-- RAW RECORDS start --

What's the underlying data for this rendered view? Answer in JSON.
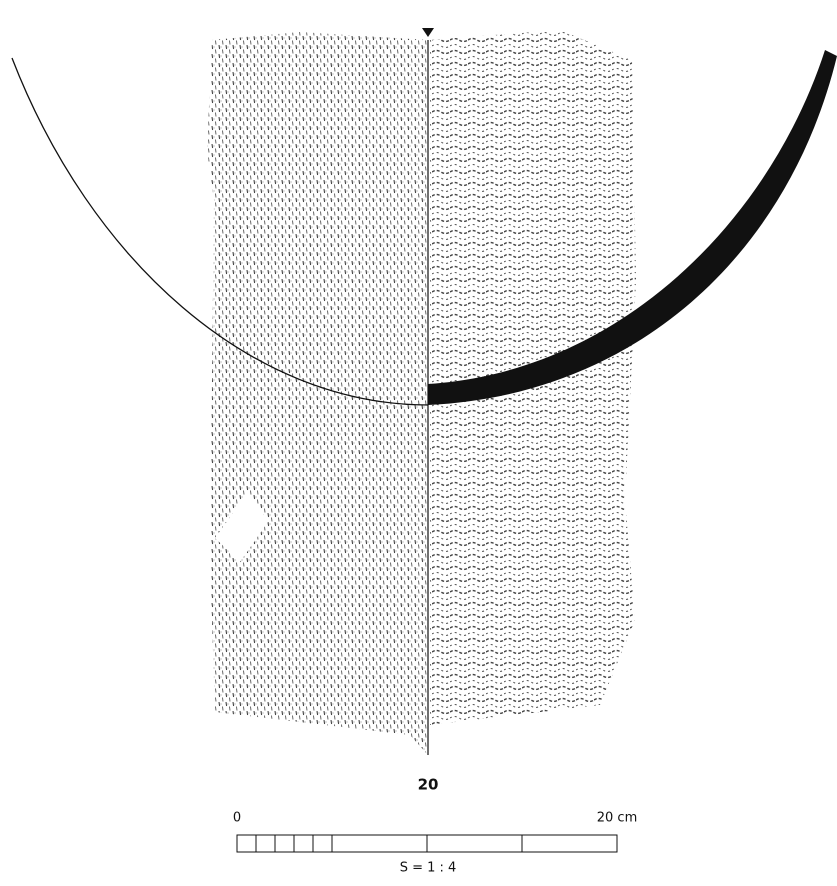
{
  "figure": {
    "number": "20"
  },
  "scale": {
    "start": "0",
    "end": "20 cm",
    "ratio": "S = 1 : 4"
  }
}
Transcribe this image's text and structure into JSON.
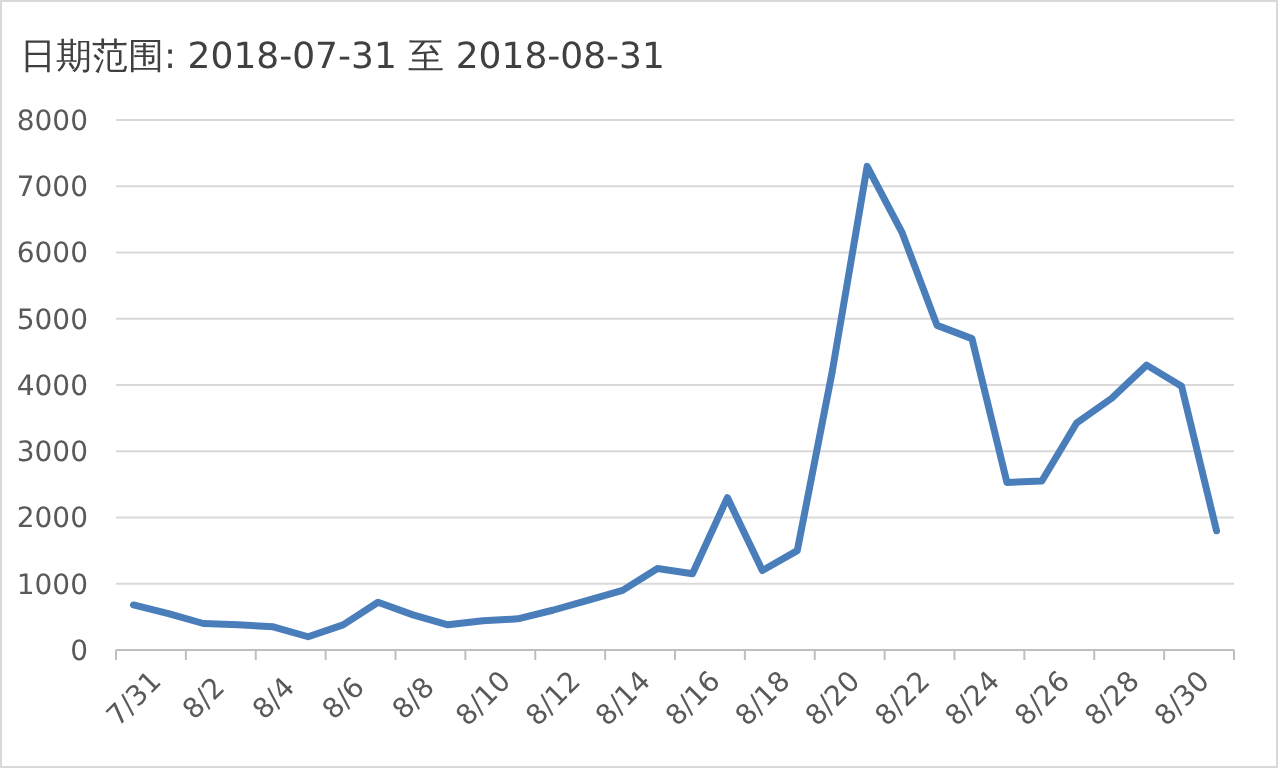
{
  "chart_data": {
    "type": "line",
    "title": "日期范围: 2018-07-31 至 2018-08-31",
    "categories": [
      "7/31",
      null,
      "8/2",
      null,
      "8/4",
      null,
      "8/6",
      null,
      "8/8",
      null,
      "8/10",
      null,
      "8/12",
      null,
      "8/14",
      null,
      "8/16",
      null,
      "8/18",
      null,
      "8/20",
      null,
      "8/22",
      null,
      "8/24",
      null,
      "8/26",
      null,
      "8/28",
      null,
      "8/30",
      null
    ],
    "series": [
      {
        "color": "#4a7ebb",
        "values": [
          680,
          550,
          400,
          380,
          350,
          200,
          380,
          720,
          530,
          380,
          440,
          470,
          600,
          750,
          900,
          1230,
          1150,
          2300,
          1200,
          1500,
          4200,
          7300,
          6300,
          4900,
          4700,
          2530,
          2550,
          3430,
          3800,
          4300,
          3980,
          1800
        ]
      }
    ],
    "ylim": [
      0,
      8000
    ],
    "yticks": [
      0,
      1000,
      2000,
      3000,
      4000,
      5000,
      6000,
      7000,
      8000
    ],
    "grid": "y",
    "marker": "none",
    "line_style": "solid"
  }
}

-- RAW RECORDS end --

#### [AIM OF THE EXERCISE]
None of the pictures should appear; repeat the records exactly otherwise.

#### [FULL RESPONSE]
What's the underlying data for this rendered view? Answer in JSON.
{
  "figure": {
    "number": "20"
  },
  "scale": {
    "start": "0",
    "end": "20 cm",
    "ratio": "S = 1 : 4"
  }
}
Transcribe this image's text and structure into JSON.
{
  "chart_data": {
    "type": "line",
    "title": "日期范围: 2018-07-31 至 2018-08-31",
    "categories": [
      "7/31",
      null,
      "8/2",
      null,
      "8/4",
      null,
      "8/6",
      null,
      "8/8",
      null,
      "8/10",
      null,
      "8/12",
      null,
      "8/14",
      null,
      "8/16",
      null,
      "8/18",
      null,
      "8/20",
      null,
      "8/22",
      null,
      "8/24",
      null,
      "8/26",
      null,
      "8/28",
      null,
      "8/30",
      null
    ],
    "series": [
      {
        "color": "#4a7ebb",
        "values": [
          680,
          550,
          400,
          380,
          350,
          200,
          380,
          720,
          530,
          380,
          440,
          470,
          600,
          750,
          900,
          1230,
          1150,
          2300,
          1200,
          1500,
          4200,
          7300,
          6300,
          4900,
          4700,
          2530,
          2550,
          3430,
          3800,
          4300,
          3980,
          1800
        ]
      }
    ],
    "ylim": [
      0,
      8000
    ],
    "yticks": [
      0,
      1000,
      2000,
      3000,
      4000,
      5000,
      6000,
      7000,
      8000
    ],
    "grid": "y",
    "marker": "none",
    "line_style": "solid"
  }
}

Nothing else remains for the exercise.